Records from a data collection
Begin
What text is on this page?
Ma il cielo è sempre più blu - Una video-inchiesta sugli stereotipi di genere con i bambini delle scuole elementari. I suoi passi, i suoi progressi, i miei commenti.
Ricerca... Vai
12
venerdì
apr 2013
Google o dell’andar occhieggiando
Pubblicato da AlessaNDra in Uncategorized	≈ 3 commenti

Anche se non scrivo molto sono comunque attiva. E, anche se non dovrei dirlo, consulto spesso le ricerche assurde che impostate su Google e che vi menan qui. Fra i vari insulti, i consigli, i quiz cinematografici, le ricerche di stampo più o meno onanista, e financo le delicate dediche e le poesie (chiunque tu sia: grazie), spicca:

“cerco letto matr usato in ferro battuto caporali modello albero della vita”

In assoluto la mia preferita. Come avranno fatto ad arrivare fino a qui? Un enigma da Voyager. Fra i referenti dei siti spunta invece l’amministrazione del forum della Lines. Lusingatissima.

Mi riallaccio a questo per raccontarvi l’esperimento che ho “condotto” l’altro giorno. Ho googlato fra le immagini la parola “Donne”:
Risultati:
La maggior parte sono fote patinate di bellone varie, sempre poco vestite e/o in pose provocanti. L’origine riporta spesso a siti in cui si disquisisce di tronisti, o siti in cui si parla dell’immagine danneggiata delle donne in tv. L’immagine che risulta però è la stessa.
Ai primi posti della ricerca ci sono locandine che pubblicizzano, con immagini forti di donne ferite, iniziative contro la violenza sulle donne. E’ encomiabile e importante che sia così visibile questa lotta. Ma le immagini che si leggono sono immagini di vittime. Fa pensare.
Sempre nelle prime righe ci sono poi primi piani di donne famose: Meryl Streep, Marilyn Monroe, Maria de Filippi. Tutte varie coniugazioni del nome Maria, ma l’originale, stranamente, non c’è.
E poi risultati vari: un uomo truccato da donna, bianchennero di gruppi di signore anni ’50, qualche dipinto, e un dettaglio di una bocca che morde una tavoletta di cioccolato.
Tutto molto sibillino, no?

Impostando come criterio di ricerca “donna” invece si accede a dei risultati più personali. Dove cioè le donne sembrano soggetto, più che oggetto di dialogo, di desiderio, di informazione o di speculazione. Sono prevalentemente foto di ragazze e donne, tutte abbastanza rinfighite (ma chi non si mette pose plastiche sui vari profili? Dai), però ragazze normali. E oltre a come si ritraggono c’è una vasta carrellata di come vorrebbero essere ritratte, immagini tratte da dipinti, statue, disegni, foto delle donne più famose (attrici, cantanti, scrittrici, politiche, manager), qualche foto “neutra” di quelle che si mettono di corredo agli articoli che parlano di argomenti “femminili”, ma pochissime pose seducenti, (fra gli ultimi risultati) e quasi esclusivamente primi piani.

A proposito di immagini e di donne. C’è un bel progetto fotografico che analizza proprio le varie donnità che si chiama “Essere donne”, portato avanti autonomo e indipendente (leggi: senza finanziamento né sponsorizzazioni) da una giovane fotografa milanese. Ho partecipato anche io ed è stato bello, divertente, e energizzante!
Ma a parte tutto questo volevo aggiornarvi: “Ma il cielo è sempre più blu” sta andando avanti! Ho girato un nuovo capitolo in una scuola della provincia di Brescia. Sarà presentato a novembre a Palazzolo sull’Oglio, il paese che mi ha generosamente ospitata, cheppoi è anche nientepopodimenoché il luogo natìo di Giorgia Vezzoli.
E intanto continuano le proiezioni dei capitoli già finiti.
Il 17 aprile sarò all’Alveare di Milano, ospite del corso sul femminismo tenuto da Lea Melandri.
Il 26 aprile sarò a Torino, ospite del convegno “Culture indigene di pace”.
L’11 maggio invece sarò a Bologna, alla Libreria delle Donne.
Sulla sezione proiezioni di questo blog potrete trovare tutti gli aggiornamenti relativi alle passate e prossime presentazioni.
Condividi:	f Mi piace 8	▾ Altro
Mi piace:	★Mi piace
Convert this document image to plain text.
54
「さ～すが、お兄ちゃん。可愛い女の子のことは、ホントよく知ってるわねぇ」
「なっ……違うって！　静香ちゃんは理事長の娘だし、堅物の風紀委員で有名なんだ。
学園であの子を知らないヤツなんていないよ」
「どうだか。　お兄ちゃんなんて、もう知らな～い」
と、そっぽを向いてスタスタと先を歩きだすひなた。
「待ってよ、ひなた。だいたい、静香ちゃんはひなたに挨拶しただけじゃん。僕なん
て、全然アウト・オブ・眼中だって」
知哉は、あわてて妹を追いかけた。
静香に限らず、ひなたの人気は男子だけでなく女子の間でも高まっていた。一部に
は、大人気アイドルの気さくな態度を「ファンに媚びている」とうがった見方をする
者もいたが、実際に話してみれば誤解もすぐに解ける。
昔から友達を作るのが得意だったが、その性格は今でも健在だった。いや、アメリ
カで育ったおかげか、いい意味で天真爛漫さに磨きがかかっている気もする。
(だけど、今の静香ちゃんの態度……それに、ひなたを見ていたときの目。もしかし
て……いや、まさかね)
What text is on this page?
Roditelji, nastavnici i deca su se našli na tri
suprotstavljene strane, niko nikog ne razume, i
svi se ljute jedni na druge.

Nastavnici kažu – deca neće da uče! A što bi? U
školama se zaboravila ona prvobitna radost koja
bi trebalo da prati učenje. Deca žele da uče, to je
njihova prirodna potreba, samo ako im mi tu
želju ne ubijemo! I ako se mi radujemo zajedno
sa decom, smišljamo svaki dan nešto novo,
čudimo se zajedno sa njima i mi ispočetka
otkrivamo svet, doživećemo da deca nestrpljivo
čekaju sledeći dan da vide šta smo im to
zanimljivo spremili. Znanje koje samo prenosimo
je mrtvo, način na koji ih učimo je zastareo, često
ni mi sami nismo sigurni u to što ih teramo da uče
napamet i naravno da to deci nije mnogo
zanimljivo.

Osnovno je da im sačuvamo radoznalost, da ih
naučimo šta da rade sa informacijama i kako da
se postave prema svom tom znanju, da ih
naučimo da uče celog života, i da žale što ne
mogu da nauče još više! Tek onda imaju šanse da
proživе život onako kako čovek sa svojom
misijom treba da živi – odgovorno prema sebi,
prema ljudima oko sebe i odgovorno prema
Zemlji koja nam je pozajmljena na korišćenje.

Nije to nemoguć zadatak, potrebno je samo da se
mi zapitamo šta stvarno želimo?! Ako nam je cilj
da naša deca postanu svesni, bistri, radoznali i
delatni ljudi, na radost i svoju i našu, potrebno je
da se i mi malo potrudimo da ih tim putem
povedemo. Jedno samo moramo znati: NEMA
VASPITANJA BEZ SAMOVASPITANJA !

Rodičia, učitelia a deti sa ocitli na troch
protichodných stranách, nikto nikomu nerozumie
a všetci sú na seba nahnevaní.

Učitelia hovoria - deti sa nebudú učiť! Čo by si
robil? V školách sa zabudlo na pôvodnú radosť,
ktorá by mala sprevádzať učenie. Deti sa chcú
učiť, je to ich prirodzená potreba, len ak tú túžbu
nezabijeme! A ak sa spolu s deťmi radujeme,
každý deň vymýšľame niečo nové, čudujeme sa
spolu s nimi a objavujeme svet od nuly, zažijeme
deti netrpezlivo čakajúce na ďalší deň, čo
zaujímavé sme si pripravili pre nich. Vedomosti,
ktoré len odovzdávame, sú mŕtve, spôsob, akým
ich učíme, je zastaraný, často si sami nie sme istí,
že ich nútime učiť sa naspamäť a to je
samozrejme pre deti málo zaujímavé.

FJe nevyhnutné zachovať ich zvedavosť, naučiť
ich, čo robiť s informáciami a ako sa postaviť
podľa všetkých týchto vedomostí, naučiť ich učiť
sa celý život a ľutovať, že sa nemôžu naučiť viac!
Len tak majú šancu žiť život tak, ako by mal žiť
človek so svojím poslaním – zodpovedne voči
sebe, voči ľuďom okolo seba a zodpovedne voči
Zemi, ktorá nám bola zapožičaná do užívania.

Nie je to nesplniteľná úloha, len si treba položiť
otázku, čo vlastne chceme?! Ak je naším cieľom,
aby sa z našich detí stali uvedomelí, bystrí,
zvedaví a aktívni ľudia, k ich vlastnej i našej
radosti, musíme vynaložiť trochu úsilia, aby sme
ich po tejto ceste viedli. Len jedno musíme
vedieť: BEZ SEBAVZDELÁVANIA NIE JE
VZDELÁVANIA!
End
Look above for every line with the word "zanimljivo" and copy it.

SOLUTION FOR THIS PROBLEM →
zanimljivo spremili. Znanje koje samo prenosimo
zanimljivo.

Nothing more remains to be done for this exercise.